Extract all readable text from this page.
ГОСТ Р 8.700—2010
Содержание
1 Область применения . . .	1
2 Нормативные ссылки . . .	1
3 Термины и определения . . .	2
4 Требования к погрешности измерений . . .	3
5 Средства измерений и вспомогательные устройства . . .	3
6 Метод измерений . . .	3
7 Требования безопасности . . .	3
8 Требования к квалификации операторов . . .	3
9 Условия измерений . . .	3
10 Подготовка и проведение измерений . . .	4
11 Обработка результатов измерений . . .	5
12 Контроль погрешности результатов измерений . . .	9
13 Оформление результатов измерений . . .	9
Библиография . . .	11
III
******************************
● **Prompt**
Set all of the records down again, exactly as they stand.

● **Final result**
Extract all readable text from this page.
ГОСТ Р 8.700—2010
Содержание
1 Область применения . . .	1
2 Нормативные ссылки . . .	1
3 Термины и определения . . .	2
4 Требования к погрешности измерений . . .	3
5 Средства измерений и вспомогательные устройства . . .	3
6 Метод измерений . . .	3
7 Требования безопасности . . .	3
8 Требования к квалификации операторов . . .	3
9 Условия измерений . . .	3
10 Подготовка и проведение измерений . . .	4
11 Обработка результатов измерений . . .	5
12 Контроль погрешности результатов измерений . . .	9
13 Оформление результатов измерений . . .	9
Библиография . . .	11
III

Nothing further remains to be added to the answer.